> [OBJECTIVE] Only lines with the word "าวเหน" are needed; collect each of them from the listing below.

Stored items from a collection
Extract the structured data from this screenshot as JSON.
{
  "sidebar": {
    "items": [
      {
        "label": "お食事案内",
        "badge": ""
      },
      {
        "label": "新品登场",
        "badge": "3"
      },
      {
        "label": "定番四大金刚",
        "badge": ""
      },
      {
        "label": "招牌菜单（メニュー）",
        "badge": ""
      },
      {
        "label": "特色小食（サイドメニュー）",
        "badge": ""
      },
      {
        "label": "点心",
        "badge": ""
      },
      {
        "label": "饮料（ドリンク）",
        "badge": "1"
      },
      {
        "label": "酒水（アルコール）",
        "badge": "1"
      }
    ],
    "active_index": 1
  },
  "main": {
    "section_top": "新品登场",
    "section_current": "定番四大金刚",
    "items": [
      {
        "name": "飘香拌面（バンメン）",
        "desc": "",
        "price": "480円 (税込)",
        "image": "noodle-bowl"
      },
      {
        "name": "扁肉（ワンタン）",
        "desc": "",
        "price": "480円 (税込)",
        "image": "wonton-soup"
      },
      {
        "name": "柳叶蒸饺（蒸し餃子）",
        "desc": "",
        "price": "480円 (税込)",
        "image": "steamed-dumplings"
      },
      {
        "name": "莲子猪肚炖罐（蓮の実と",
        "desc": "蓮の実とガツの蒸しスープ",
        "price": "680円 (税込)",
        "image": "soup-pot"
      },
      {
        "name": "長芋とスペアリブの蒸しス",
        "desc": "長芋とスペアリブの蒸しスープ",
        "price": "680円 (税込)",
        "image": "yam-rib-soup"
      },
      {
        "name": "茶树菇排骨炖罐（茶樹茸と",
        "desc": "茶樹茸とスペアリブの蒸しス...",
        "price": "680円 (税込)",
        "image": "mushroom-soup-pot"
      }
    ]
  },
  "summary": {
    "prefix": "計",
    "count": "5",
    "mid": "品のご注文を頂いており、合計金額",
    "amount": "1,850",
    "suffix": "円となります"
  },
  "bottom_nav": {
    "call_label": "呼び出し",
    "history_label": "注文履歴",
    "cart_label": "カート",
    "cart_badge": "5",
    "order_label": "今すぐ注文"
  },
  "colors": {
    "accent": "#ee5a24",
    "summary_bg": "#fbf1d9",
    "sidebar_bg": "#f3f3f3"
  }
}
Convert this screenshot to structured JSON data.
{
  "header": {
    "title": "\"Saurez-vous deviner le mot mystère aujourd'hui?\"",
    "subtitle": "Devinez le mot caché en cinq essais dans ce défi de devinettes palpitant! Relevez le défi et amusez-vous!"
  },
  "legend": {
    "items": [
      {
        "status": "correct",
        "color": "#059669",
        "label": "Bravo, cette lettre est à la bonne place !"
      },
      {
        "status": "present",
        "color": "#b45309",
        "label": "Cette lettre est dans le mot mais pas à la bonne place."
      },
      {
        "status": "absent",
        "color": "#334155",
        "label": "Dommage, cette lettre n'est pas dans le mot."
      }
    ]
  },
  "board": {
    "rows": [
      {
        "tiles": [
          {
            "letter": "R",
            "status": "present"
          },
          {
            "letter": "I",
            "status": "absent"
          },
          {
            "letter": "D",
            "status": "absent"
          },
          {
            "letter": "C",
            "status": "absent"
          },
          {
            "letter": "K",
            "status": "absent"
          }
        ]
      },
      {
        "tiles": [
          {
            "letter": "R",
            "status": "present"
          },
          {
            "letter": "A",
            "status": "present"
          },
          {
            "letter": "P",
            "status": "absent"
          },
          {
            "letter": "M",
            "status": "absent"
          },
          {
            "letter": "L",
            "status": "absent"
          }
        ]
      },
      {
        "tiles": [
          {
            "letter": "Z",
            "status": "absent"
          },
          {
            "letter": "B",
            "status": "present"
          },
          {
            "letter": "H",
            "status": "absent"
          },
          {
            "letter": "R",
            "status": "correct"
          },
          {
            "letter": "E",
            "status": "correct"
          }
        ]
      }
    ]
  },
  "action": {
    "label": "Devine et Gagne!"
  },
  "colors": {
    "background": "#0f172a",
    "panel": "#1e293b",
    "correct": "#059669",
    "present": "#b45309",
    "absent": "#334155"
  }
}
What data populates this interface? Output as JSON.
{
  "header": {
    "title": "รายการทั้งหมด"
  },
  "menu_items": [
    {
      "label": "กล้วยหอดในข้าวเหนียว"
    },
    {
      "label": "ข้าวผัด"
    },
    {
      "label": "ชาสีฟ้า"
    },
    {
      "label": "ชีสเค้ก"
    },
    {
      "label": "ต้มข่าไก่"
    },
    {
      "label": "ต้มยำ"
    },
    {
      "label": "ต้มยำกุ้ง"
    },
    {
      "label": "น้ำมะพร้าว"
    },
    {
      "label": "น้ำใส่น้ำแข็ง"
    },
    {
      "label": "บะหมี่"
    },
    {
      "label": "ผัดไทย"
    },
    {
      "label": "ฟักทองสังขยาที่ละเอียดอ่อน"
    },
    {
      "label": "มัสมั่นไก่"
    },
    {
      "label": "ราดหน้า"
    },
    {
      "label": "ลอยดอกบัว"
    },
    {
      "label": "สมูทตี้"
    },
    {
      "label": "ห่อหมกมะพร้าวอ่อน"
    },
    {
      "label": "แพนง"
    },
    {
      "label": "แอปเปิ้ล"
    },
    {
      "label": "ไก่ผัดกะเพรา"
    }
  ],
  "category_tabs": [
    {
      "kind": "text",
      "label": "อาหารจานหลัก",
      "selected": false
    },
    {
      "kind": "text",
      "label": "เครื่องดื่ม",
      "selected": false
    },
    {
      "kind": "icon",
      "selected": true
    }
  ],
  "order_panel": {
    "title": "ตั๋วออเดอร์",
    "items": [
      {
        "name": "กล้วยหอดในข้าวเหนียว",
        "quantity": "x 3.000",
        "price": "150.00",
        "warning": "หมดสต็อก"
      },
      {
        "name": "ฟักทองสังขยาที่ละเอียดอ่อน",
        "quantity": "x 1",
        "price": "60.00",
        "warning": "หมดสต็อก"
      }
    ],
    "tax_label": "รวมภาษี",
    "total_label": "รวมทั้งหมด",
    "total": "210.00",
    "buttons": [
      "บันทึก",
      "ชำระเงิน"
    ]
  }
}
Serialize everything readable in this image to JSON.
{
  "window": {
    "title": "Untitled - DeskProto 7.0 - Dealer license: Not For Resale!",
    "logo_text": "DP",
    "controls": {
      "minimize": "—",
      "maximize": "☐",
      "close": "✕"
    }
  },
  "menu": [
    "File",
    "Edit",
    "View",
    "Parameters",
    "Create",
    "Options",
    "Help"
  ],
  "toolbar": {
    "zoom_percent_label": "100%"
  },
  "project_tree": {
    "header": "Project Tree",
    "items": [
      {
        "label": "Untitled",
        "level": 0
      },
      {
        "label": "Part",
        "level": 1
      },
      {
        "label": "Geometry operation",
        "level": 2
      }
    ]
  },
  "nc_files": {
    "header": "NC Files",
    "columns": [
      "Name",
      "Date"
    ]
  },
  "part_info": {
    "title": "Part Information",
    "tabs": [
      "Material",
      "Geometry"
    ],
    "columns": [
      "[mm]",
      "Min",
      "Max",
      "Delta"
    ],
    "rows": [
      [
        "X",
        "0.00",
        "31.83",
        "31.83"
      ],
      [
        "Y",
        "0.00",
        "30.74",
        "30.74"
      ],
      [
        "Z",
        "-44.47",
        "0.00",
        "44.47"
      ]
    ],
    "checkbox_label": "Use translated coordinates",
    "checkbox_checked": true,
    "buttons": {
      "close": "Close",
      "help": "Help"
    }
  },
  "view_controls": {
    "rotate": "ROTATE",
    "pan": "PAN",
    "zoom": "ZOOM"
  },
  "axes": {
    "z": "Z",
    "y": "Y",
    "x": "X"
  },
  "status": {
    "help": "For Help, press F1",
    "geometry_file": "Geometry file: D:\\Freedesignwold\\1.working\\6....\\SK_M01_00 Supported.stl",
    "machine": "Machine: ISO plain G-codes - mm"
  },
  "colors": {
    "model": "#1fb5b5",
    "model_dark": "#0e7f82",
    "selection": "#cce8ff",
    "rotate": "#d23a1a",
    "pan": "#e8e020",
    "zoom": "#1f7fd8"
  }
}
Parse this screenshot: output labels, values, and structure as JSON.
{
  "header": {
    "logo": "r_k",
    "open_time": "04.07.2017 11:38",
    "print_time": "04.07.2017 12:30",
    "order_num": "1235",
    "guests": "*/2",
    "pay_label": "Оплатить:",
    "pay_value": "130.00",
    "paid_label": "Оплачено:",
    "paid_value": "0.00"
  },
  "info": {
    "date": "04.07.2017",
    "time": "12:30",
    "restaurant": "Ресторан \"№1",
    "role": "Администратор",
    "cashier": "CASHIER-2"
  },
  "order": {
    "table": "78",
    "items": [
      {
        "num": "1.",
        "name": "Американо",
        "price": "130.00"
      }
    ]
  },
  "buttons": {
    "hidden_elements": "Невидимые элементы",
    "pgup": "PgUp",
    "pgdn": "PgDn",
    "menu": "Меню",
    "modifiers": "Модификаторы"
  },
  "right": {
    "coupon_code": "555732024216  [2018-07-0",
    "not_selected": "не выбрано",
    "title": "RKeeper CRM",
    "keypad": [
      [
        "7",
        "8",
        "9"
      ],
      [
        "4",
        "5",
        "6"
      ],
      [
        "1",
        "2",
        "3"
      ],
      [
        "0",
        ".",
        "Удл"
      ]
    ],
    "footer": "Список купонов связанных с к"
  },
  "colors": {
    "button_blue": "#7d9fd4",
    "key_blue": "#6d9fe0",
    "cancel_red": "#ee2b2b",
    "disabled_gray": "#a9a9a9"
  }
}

> [RESULT OF THE EXERCISE]
      "label": "กล้วยหอดในข้าวเหนียว"
        "name": "กล้วยหอดในข้าวเหนียว",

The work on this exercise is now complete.